◆ **DIRECTION**
Each entry below must be repeated word for word.
[START]
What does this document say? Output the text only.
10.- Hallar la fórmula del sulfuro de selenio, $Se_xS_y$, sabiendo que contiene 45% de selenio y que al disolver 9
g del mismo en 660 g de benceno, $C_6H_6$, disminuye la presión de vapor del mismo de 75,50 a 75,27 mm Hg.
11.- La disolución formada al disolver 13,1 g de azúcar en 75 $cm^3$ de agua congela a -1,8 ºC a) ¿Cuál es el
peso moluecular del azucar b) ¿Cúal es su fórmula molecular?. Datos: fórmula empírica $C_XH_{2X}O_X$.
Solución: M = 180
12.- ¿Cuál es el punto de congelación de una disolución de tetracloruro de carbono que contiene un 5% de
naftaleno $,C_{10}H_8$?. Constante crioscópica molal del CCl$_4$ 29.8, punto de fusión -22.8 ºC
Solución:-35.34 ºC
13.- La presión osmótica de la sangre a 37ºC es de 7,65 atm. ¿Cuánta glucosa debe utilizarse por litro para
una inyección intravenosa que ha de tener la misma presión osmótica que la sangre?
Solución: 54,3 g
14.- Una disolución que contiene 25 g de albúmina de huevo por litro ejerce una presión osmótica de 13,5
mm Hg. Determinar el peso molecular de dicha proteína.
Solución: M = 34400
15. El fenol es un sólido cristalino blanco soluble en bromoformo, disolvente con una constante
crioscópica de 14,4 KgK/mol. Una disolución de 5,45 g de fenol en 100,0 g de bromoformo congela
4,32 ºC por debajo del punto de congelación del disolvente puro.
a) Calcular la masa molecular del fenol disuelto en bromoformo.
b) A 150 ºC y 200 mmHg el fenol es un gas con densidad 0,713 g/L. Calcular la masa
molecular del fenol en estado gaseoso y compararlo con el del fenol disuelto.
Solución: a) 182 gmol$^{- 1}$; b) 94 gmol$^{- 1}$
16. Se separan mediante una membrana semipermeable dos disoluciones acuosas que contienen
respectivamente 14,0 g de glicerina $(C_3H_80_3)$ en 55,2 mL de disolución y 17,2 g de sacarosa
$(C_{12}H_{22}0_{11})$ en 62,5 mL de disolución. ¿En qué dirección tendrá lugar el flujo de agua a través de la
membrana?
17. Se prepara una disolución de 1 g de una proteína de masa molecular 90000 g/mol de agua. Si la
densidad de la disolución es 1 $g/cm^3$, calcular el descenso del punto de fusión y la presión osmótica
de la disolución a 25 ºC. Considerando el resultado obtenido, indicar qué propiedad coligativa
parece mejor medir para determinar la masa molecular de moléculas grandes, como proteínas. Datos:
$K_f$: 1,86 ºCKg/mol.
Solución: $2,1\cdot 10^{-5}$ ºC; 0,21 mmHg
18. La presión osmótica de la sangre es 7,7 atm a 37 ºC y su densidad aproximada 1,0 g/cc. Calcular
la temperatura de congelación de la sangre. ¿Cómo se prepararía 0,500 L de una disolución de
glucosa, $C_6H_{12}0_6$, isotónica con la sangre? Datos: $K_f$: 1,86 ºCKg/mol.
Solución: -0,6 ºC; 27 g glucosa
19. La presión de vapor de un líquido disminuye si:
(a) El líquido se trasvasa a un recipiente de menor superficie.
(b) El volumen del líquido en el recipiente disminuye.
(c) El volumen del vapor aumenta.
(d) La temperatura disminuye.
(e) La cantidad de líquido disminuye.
[END]
◆ **ANSWER TO THE EXERCISE**
What does this document say? Output the text only.
10.- Hallar la fórmula del sulfuro de selenio, $Se_xS_y$, sabiendo que contiene 45% de selenio y que al disolver 9
g del mismo en 660 g de benceno, $C_6H_6$, disminuye la presión de vapor del mismo de 75,50 a 75,27 mm Hg.
11.- La disolución formada al disolver 13,1 g de azúcar en 75 $cm^3$ de agua congela a -1,8 ºC a) ¿Cuál es el
peso moluecular del azucar b) ¿Cúal es su fórmula molecular?. Datos: fórmula empírica $C_XH_{2X}O_X$.
Solución: M = 180
12.- ¿Cuál es el punto de congelación de una disolución de tetracloruro de carbono que contiene un 5% de
naftaleno $,C_{10}H_8$?. Constante crioscópica molal del CCl$_4$ 29.8, punto de fusión -22.8 ºC
Solución:-35.34 ºC
13.- La presión osmótica de la sangre a 37ºC es de 7,65 atm. ¿Cuánta glucosa debe utilizarse por litro para
una inyección intravenosa que ha de tener la misma presión osmótica que la sangre?
Solución: 54,3 g
14.- Una disolución que contiene 25 g de albúmina de huevo por litro ejerce una presión osmótica de 13,5
mm Hg. Determinar el peso molecular de dicha proteína.
Solución: M = 34400
15. El fenol es un sólido cristalino blanco soluble en bromoformo, disolvente con una constante
crioscópica de 14,4 KgK/mol. Una disolución de 5,45 g de fenol en 100,0 g de bromoformo congela
4,32 ºC por debajo del punto de congelación del disolvente puro.
a) Calcular la masa molecular del fenol disuelto en bromoformo.
b) A 150 ºC y 200 mmHg el fenol es un gas con densidad 0,713 g/L. Calcular la masa
molecular del fenol en estado gaseoso y compararlo con el del fenol disuelto.
Solución: a) 182 gmol$^{- 1}$; b) 94 gmol$^{- 1}$
16. Se separan mediante una membrana semipermeable dos disoluciones acuosas que contienen
respectivamente 14,0 g de glicerina $(C_3H_80_3)$ en 55,2 mL de disolución y 17,2 g de sacarosa
$(C_{12}H_{22}0_{11})$ en 62,5 mL de disolución. ¿En qué dirección tendrá lugar el flujo de agua a través de la
membrana?
17. Se prepara una disolución de 1 g de una proteína de masa molecular 90000 g/mol de agua. Si la
densidad de la disolución es 1 $g/cm^3$, calcular el descenso del punto de fusión y la presión osmótica
de la disolución a 25 ºC. Considerando el resultado obtenido, indicar qué propiedad coligativa
parece mejor medir para determinar la masa molecular de moléculas grandes, como proteínas. Datos:
$K_f$: 1,86 ºCKg/mol.
Solución: $2,1\cdot 10^{-5}$ ºC; 0,21 mmHg
18. La presión osmótica de la sangre es 7,7 atm a 37 ºC y su densidad aproximada 1,0 g/cc. Calcular
la temperatura de congelación de la sangre. ¿Cómo se prepararía 0,500 L de una disolución de
glucosa, $C_6H_{12}0_6$, isotónica con la sangre? Datos: $K_f$: 1,86 ºCKg/mol.
Solución: -0,6 ºC; 27 g glucosa
19. La presión de vapor de un líquido disminuye si:
(a) El líquido se trasvasa a un recipiente de menor superficie.
(b) El volumen del líquido en el recipiente disminuye.
(c) El volumen del vapor aumenta.
(d) La temperatura disminuye.
(e) La cantidad de líquido disminuye.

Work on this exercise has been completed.